◆ Exercise brief
Single out the lines of the material that contain "name" and copy them.
===== Records for the task
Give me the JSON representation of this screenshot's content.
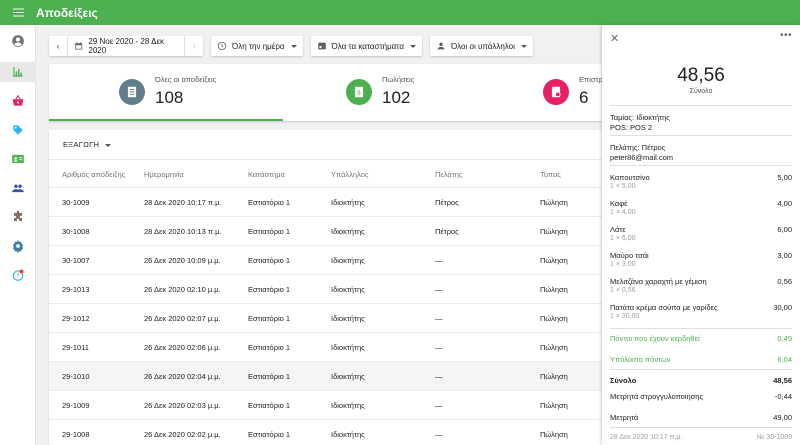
{
  "app": {
    "title": "Αποδείξεις"
  },
  "filters": {
    "date_range": "29 Νοε 2020 - 28 Δεκ 2020",
    "time": "Όλη την ημέρα",
    "stores": "Όλα τα καταστήματα",
    "employees": "Όλοι οι υπάλληλοι"
  },
  "summary": [
    {
      "label": "Όλες οι αποδείξεις",
      "value": "108",
      "color": "#607d8b"
    },
    {
      "label": "Πωλήσεις",
      "value": "102",
      "color": "#4caf50"
    },
    {
      "label": "Επιστρ",
      "value": "6",
      "color": "#e91e63"
    }
  ],
  "table": {
    "export_label": "ΕΞΑΓΩΓΗ",
    "headers": [
      "Αριθμός απόδειξης",
      "Ημερομηνία",
      "Κατάστημα",
      "Υπάλληλος",
      "Πελάτης",
      "Τύπος"
    ],
    "rows": [
      [
        "30-1009",
        "28 Δεκ 2020 10:17 π.μ.",
        "Εστιατόριο 1",
        "Ιδιοκτήτης",
        "Πέτρος",
        "Πώληση"
      ],
      [
        "30-1008",
        "28 Δεκ 2020 10:13 π.μ.",
        "Εστιατόριο 1",
        "Ιδιοκτήτης",
        "Πέτρος",
        "Πώληση"
      ],
      [
        "30-1007",
        "26 Δεκ 2020 10:09 μ.μ.",
        "Εστιατόριο 1",
        "Ιδιοκτήτης",
        "—",
        "Πώληση"
      ],
      [
        "29-1013",
        "26 Δεκ 2020 02:10 μ.μ.",
        "Εστιατόριο 1",
        "Ιδιοκτήτης",
        "—",
        "Πώληση"
      ],
      [
        "29-1012",
        "26 Δεκ 2020 02:07 μ.μ.",
        "Εστιατόριο 1",
        "Ιδιοκτήτης",
        "—",
        "Πώληση"
      ],
      [
        "29-1011",
        "26 Δεκ 2020 02:06 μ.μ.",
        "Εστιατόριο 1",
        "Ιδιοκτήτης",
        "—",
        "Πώληση"
      ],
      [
        "29-1010",
        "26 Δεκ 2020 02:04 μ.μ.",
        "Εστιατόριο 1",
        "Ιδιοκτήτης",
        "—",
        "Πώληση"
      ],
      [
        "29-1009",
        "26 Δεκ 2020 02:03 μ.μ.",
        "Εστιατόριο 1",
        "Ιδιοκτήτης",
        "—",
        "Πώληση"
      ],
      [
        "29-1008",
        "26 Δεκ 2020 02:02 μ.μ.",
        "Εστιατόριο 1",
        "Ιδιοκτήτης",
        "—",
        "Πώληση"
      ]
    ]
  },
  "receipt": {
    "total": "48,56",
    "total_label": "Σύνολο",
    "cashier": "Ταμίας: Ιδιοκτήτης",
    "pos": "POS: POS 2",
    "customer": "Πελάτης: Πέτρος",
    "email": "peter86@mail.com",
    "items": [
      {
        "name": "Καπουτσίνο",
        "qty": "1 × 5,00",
        "price": "5,00"
      },
      {
        "name": "Καφέ",
        "qty": "1 × 4,00",
        "price": "4,00"
      },
      {
        "name": "Λάτε",
        "qty": "1 × 6,00",
        "price": "6,00"
      },
      {
        "name": "Μαύρο τσάι",
        "qty": "1 × 3,00",
        "price": "3,00"
      },
      {
        "name": "Μελιτζάνα χαραχτή με γέμιση",
        "qty": "1 × 0,56",
        "price": "0,56"
      },
      {
        "name": "Πατάτα κρέμα σούπα με γαρίδες",
        "qty": "1 × 30,00",
        "price": "30,00"
      }
    ],
    "points_earned_label": "Πόντοι που έχουν κερδηθεί",
    "points_earned": "0,49",
    "points_balance_label": "Υπόλοιπο πόντων",
    "points_balance": "6,04",
    "sum_label": "Σύνολο",
    "sum_value": "48,56",
    "rounding_label": "Μετρητά στρογγυλοποίησης",
    "rounding_value": "-0,44",
    "cash_label": "Μετρητά",
    "cash_value": "49,00",
    "footer_date": "28 Δεκ 2020 10:17 π.μ.",
    "footer_no": "№ 30-1009"
  }
}
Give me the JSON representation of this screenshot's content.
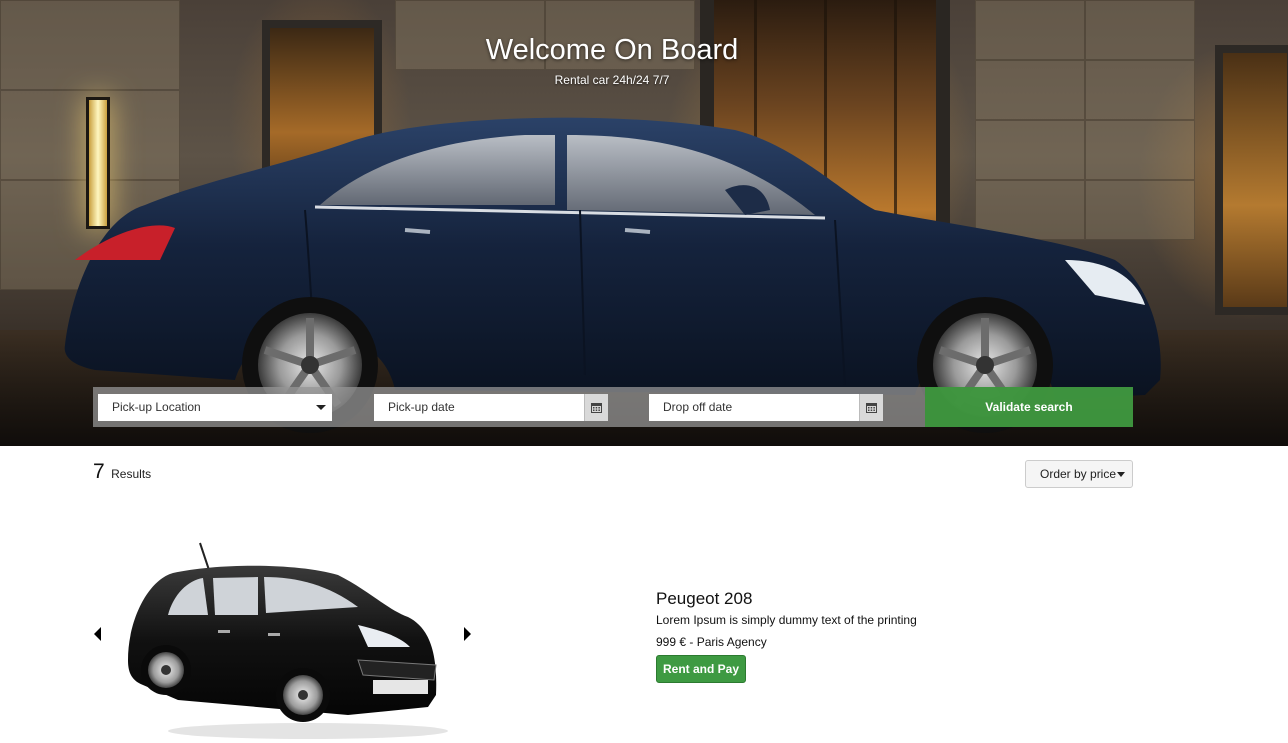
{
  "hero": {
    "title": "Welcome On Board",
    "subtitle": "Rental car 24h/24 7/7"
  },
  "search": {
    "pickup_location": "Pick-up Location",
    "pickup_date": "Pick-up date",
    "dropoff_date": "Drop off date",
    "validate_label": "Validate search"
  },
  "results": {
    "count": "7",
    "label": "Results",
    "order_label": "Order by price"
  },
  "listing": {
    "name": "Peugeot 208",
    "description": "Lorem Ipsum is simply dummy text of the printing",
    "price_agency": "999 € - Paris Agency",
    "rent_label": "Rent and Pay"
  },
  "icons": {
    "calendar": "calendar-icon",
    "caret": "chevron-down-icon",
    "prev": "arrow-left-icon",
    "next": "arrow-right-icon"
  },
  "colors": {
    "accent_green": "#3e9a42",
    "search_bar": "#969696",
    "car_blue": "#15233d"
  }
}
==========
◆ Full output
        "name": "Καπουτσίνο",
        "name": "Καφέ",
        "name": "Λάτε",
        "name": "Μαύρο τσάι",
        "name": "Μελιτζάνα χαραχτή με γέμιση",
        "name": "Πατάτα κρέμα σούπα με γαρίδες",
    "name": "Peugeot 208",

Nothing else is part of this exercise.